--- start Data to use ---

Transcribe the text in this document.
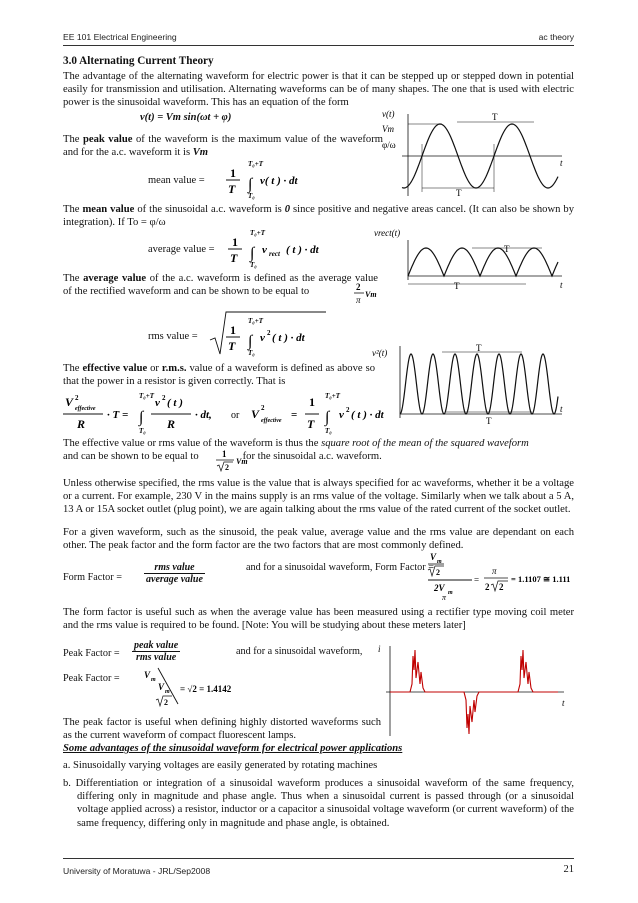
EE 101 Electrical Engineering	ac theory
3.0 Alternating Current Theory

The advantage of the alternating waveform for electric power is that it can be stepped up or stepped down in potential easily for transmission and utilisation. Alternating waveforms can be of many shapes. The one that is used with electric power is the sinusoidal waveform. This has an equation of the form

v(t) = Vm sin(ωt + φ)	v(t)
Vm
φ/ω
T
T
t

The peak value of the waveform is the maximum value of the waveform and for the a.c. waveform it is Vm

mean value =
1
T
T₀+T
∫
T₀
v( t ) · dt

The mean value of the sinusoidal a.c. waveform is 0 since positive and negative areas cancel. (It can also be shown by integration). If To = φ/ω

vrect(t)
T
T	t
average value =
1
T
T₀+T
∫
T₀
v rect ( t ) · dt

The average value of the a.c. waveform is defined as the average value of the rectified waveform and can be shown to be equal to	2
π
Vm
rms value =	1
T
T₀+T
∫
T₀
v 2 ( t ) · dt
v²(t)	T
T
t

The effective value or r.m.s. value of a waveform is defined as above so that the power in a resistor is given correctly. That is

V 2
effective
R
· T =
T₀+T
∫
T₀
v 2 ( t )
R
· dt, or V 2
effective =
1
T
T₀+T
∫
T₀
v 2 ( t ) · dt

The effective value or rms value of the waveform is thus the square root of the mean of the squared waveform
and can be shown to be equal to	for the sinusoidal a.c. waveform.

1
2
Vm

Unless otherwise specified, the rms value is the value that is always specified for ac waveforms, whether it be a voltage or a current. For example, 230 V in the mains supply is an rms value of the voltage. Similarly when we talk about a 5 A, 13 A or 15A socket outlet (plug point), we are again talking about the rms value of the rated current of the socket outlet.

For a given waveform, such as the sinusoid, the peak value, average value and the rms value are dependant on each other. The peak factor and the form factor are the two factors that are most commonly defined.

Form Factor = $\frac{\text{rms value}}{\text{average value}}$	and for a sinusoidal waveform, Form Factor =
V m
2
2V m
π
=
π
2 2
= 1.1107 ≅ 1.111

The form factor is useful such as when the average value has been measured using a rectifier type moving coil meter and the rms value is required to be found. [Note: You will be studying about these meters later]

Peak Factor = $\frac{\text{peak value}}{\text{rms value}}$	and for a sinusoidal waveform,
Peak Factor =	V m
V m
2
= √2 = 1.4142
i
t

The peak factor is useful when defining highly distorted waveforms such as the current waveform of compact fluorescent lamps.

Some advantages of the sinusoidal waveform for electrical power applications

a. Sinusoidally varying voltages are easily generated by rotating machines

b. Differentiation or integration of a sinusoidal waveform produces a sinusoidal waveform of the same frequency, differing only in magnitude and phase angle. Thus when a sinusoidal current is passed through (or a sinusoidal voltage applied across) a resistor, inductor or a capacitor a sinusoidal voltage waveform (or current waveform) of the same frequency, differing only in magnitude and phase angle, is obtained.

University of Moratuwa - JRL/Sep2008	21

--- end Data to use ---

Go through the listing above and locate each line that holds the word "Alternating". Copy those lines.

3.0 Alternating Current Theory
The advantage of the alternating waveform for electric power is that it can be stepped up or stepped down in potential easily for transmission and utilisation. Alternating waveforms can be of many shapes. The one that is used with electric power is the sinusoidal waveform. This has an equation of the form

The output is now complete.